[Page transcription entries]
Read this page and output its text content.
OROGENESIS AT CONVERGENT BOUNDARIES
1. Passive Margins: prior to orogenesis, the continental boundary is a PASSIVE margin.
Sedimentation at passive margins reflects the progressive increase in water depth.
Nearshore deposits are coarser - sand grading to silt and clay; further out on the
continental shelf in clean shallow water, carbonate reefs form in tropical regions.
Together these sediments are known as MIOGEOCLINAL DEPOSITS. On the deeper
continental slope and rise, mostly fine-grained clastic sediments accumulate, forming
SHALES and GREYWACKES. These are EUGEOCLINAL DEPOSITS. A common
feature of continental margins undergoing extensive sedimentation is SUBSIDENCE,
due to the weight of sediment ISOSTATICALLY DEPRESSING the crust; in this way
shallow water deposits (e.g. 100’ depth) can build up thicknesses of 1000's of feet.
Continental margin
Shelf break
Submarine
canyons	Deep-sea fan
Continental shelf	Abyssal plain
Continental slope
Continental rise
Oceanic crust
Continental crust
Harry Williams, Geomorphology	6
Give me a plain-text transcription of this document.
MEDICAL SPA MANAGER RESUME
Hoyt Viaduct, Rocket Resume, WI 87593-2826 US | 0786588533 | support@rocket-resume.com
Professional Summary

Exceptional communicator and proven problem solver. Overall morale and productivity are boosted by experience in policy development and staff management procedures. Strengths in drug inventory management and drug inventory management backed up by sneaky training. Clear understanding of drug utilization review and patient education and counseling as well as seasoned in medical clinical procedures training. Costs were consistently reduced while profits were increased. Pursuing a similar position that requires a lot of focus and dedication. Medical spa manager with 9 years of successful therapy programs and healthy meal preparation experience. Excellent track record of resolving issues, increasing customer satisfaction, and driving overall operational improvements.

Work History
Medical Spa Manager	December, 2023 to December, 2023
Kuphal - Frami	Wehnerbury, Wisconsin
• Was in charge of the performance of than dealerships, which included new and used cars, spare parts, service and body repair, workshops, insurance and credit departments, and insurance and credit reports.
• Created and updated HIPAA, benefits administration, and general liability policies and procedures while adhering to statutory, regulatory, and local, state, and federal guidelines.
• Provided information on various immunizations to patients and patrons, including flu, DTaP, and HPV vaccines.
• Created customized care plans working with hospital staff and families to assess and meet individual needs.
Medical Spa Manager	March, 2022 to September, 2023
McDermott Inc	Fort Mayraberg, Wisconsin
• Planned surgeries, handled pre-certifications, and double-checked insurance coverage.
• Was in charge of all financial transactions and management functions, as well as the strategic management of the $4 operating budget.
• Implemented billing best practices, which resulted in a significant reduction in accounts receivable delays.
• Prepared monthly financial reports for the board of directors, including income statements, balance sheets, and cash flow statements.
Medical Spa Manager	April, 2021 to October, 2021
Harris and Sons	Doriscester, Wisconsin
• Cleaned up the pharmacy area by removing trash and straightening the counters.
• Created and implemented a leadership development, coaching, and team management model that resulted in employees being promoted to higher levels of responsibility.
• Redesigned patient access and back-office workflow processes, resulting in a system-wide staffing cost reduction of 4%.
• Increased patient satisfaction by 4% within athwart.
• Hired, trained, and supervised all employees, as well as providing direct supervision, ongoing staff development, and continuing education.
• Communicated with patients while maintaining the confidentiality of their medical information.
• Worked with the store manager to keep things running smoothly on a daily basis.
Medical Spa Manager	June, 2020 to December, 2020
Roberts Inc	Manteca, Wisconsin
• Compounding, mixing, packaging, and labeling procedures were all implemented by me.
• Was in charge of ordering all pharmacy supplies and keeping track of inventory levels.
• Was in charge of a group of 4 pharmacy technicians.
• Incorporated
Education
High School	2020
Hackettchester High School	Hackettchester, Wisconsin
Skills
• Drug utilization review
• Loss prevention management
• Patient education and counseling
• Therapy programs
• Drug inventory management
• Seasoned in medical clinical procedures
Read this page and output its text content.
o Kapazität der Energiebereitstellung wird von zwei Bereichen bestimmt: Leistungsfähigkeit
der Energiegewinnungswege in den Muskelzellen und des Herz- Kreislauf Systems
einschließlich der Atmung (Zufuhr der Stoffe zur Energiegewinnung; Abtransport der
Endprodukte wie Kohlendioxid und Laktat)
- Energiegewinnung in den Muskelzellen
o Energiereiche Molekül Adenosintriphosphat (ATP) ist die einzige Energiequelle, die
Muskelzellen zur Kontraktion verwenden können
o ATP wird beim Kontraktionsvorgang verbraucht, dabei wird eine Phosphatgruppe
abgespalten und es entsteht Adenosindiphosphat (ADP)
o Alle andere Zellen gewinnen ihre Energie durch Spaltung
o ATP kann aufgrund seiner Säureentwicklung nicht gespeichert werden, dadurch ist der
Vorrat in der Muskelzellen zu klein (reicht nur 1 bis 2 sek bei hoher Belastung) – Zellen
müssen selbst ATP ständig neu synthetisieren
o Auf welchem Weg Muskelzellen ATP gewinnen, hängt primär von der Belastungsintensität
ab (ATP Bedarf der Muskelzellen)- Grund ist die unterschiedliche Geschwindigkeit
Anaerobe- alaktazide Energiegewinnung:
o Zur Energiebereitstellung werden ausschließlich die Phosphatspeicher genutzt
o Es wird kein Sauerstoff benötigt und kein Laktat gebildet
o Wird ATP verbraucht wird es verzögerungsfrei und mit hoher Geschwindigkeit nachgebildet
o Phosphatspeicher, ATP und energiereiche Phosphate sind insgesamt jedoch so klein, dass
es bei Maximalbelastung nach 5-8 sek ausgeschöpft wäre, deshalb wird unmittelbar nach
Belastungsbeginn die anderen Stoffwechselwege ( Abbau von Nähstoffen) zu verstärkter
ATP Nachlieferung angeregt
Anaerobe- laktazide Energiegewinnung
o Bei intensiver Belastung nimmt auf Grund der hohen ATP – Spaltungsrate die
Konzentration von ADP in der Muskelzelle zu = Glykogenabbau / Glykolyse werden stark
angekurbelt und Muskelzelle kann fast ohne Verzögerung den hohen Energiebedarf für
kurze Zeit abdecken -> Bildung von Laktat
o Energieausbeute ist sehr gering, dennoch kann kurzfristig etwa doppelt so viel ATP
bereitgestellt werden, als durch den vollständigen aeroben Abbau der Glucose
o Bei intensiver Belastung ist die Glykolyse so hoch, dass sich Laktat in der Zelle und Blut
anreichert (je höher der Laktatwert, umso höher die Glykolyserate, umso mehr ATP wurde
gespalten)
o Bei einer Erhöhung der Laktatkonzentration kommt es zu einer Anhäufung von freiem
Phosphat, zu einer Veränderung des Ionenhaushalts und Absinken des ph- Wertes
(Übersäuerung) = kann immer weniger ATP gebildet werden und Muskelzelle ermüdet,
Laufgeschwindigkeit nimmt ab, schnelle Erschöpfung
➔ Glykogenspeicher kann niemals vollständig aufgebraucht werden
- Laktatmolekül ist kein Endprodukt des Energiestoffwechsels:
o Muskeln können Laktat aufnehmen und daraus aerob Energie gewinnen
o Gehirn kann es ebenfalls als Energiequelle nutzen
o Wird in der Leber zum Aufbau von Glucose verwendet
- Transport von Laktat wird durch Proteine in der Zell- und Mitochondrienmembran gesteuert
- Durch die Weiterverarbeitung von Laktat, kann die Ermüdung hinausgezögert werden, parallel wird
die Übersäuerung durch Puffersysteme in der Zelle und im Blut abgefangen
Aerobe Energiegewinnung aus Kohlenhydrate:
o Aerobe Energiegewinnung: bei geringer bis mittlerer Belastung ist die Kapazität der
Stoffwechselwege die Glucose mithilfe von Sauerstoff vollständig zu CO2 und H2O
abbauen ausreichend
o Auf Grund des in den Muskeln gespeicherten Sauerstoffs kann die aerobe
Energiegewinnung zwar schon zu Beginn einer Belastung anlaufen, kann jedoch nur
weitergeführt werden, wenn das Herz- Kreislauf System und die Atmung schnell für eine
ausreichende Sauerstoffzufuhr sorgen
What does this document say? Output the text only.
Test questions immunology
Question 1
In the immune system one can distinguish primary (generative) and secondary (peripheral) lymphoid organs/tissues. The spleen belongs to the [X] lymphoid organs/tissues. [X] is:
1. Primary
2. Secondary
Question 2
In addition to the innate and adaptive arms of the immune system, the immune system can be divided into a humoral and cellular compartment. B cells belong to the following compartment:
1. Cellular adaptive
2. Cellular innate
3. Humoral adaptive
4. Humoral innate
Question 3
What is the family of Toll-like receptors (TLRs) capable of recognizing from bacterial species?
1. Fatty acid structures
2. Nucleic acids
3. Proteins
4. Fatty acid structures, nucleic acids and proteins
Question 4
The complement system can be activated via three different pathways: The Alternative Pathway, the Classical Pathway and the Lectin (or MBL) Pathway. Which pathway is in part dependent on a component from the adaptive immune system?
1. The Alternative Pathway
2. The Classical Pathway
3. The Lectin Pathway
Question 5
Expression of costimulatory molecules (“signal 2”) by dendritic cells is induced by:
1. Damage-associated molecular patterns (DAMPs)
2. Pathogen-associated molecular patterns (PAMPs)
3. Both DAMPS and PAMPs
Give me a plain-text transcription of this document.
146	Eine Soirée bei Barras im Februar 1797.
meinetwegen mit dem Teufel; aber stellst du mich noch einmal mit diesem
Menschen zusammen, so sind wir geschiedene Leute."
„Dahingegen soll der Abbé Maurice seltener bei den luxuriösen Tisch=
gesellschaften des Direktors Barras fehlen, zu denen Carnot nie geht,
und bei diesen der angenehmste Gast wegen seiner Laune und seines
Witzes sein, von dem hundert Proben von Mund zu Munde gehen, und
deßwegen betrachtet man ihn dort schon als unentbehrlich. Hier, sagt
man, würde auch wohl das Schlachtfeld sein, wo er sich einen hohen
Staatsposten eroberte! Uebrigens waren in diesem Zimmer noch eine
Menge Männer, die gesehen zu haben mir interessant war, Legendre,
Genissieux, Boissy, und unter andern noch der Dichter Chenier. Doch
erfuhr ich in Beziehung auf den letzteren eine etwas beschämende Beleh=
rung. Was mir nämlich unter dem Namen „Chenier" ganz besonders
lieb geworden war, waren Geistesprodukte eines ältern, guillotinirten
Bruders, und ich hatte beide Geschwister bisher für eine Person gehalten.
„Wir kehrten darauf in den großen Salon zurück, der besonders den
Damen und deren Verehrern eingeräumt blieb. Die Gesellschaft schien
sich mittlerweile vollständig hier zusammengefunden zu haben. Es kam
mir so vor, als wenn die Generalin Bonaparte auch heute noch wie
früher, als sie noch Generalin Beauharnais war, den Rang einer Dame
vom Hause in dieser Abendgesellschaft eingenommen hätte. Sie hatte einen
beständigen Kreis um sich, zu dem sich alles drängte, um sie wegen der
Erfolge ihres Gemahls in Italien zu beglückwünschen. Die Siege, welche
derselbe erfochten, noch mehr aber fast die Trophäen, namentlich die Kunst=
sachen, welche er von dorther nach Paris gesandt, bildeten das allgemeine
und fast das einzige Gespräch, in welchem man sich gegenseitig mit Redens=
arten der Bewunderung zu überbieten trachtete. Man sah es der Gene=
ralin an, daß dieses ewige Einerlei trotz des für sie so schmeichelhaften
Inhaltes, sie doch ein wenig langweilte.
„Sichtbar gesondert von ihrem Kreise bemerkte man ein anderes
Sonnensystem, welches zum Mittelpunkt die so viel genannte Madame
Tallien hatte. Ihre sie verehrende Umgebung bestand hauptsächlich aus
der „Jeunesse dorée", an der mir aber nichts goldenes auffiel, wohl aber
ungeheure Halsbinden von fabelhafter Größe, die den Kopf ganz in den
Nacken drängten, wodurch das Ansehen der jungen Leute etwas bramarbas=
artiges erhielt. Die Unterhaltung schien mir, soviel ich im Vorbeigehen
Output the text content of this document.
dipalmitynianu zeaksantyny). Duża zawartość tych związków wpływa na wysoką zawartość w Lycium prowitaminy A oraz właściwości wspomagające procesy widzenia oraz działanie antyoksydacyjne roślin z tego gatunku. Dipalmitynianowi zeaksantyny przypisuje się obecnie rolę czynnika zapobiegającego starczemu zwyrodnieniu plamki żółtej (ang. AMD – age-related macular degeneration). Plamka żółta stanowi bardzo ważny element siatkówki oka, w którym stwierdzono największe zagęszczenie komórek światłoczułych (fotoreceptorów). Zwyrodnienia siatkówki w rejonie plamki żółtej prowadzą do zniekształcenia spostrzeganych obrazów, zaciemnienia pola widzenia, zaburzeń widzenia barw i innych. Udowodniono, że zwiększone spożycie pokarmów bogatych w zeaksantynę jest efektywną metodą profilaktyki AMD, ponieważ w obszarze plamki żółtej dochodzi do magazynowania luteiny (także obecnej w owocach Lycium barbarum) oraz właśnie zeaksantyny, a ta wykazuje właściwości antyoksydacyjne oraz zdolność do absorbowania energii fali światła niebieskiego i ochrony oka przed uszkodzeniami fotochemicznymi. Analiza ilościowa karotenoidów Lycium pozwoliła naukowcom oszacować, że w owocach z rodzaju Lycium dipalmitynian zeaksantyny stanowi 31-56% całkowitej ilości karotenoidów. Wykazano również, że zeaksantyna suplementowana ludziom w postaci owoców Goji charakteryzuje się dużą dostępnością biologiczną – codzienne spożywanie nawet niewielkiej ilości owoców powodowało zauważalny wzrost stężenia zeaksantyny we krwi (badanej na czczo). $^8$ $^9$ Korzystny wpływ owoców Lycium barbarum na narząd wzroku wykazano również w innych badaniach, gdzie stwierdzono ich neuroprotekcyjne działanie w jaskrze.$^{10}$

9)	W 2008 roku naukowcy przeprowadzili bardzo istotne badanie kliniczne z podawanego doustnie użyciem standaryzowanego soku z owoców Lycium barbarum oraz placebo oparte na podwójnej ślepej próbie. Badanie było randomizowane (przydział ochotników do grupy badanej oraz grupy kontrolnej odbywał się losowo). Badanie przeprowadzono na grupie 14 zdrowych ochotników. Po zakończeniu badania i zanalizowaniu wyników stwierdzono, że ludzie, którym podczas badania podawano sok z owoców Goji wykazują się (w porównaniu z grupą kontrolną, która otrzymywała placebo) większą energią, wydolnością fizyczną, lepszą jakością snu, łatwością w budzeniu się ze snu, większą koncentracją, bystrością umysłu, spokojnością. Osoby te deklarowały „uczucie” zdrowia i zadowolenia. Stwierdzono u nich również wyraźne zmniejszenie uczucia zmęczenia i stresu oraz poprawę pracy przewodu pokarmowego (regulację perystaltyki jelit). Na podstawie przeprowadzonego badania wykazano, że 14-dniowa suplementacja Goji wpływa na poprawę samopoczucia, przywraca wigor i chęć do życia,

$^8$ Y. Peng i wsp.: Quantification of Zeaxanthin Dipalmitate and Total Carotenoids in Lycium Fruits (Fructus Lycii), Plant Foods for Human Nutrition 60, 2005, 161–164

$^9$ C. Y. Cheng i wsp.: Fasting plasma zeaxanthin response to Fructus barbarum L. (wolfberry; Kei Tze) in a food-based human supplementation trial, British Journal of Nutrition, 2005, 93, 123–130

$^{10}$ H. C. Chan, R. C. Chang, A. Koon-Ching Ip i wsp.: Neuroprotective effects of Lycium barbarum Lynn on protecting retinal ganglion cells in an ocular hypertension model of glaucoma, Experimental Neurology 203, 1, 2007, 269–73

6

[PROMPT] Read the data above and pull out each line that holds the string "information".

[EXERCISE OUTPUT]
• Provided information on various immunizations to patients and patrons, including flu, DTaP, and HPV vaccines.
• Communicated with patients while maintaining the confidentiality of their medical information.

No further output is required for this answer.